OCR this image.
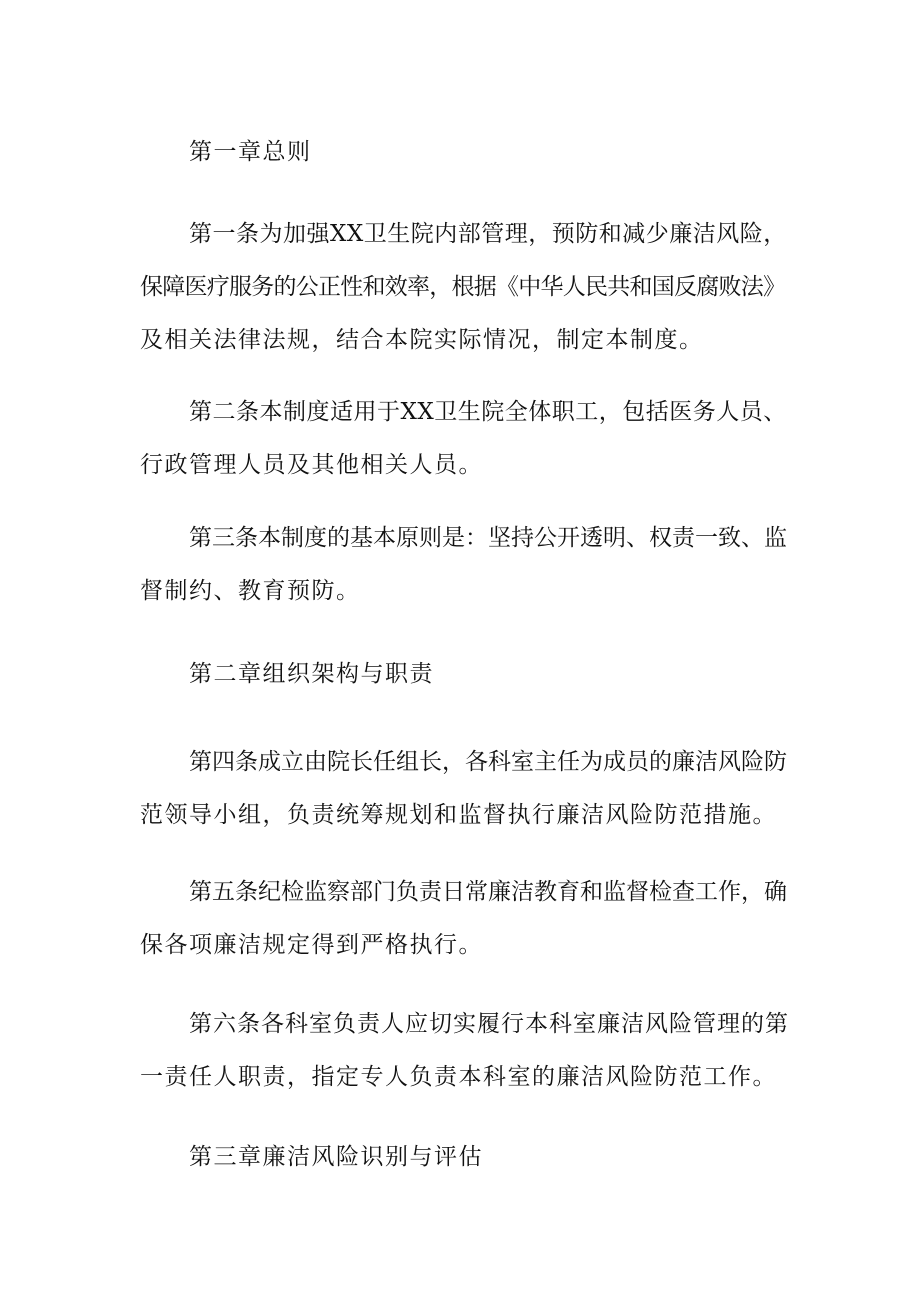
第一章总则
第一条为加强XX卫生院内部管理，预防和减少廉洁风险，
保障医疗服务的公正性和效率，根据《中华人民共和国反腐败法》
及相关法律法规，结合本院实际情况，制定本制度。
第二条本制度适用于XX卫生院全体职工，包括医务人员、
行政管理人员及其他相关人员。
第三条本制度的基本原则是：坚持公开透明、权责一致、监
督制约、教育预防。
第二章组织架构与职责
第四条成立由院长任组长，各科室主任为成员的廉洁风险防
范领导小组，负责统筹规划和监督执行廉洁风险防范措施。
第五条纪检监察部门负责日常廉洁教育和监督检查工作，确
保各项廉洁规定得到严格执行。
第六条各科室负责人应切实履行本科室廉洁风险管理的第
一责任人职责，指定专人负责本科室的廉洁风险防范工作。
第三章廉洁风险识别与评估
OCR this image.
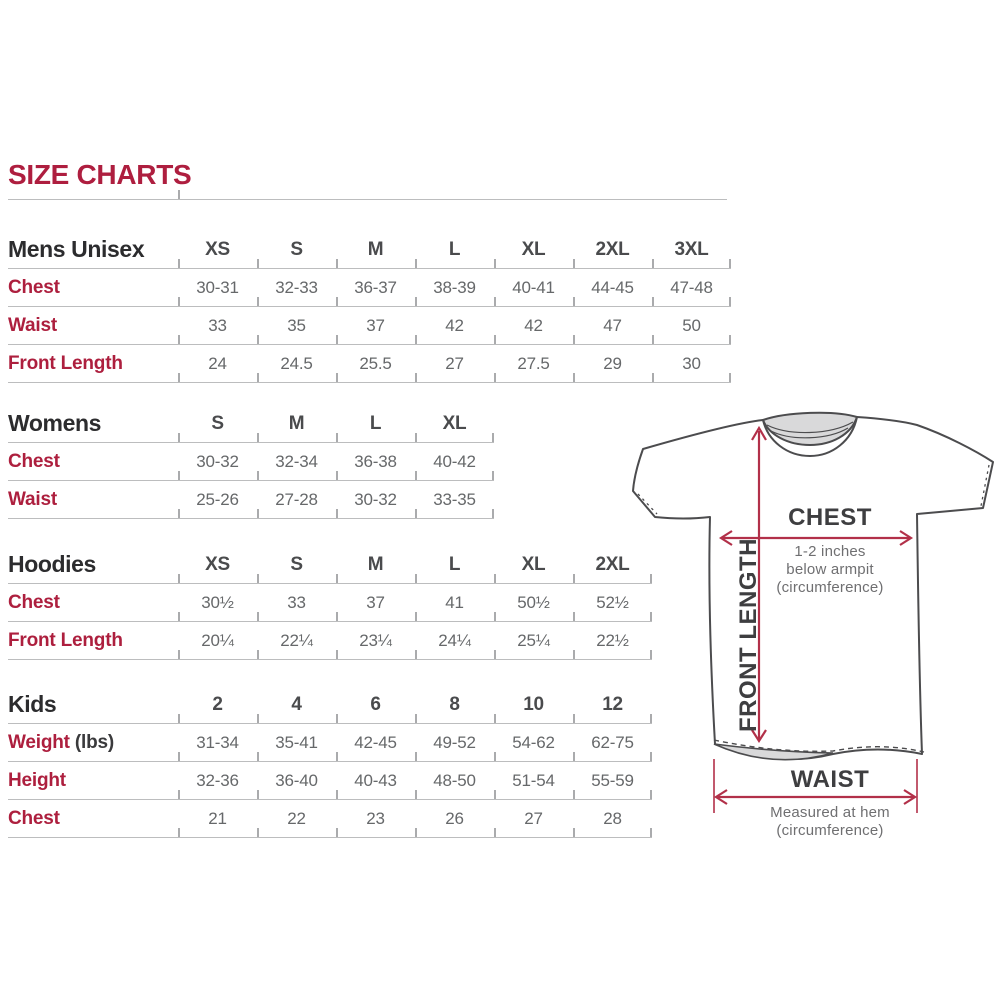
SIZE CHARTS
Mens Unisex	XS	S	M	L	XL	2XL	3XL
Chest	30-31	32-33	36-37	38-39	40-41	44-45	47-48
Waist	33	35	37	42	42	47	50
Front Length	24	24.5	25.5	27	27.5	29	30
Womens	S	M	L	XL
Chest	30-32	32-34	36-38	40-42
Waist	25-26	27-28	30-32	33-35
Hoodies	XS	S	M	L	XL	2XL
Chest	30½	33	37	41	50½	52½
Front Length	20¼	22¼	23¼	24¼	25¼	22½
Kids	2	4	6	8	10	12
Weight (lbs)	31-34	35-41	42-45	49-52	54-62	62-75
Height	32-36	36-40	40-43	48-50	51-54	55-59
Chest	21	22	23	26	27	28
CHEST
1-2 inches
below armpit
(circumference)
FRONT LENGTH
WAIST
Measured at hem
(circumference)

Exercise: Your copy should repeat each entry above exactly but contain no pictures.

Answer to the task:
OCR this image.
第一章总则
第一条为加强XX卫生院内部管理，预防和减少廉洁风险，
保障医疗服务的公正性和效率，根据《中华人民共和国反腐败法》
及相关法律法规，结合本院实际情况，制定本制度。
第二条本制度适用于XX卫生院全体职工，包括医务人员、
行政管理人员及其他相关人员。
第三条本制度的基本原则是：坚持公开透明、权责一致、监
督制约、教育预防。
第二章组织架构与职责
第四条成立由院长任组长，各科室主任为成员的廉洁风险防
范领导小组，负责统筹规划和监督执行廉洁风险防范措施。
第五条纪检监察部门负责日常廉洁教育和监督检查工作，确
保各项廉洁规定得到严格执行。
第六条各科室负责人应切实履行本科室廉洁风险管理的第
一责任人职责，指定专人负责本科室的廉洁风险防范工作。
第三章廉洁风险识别与评估
OCR this image.
SIZE CHARTS
Mens Unisex	XS	S	M	L	XL	2XL	3XL
Chest	30-31	32-33	36-37	38-39	40-41	44-45	47-48
Waist	33	35	37	42	42	47	50
Front Length	24	24.5	25.5	27	27.5	29	30
Womens	S	M	L	XL
Chest	30-32	32-34	36-38	40-42
Waist	25-26	27-28	30-32	33-35
Hoodies	XS	S	M	L	XL	2XL
Chest	30½	33	37	41	50½	52½
Front Length	20¼	22¼	23¼	24¼	25¼	22½
Kids	2	4	6	8	10	12
Weight (lbs)	31-34	35-41	42-45	49-52	54-62	62-75
Height	32-36	36-40	40-43	48-50	51-54	55-59
Chest	21	22	23	26	27	28
CHEST
1-2 inches
below armpit
(circumference)
FRONT LENGTH
WAIST
Measured at hem
(circumference)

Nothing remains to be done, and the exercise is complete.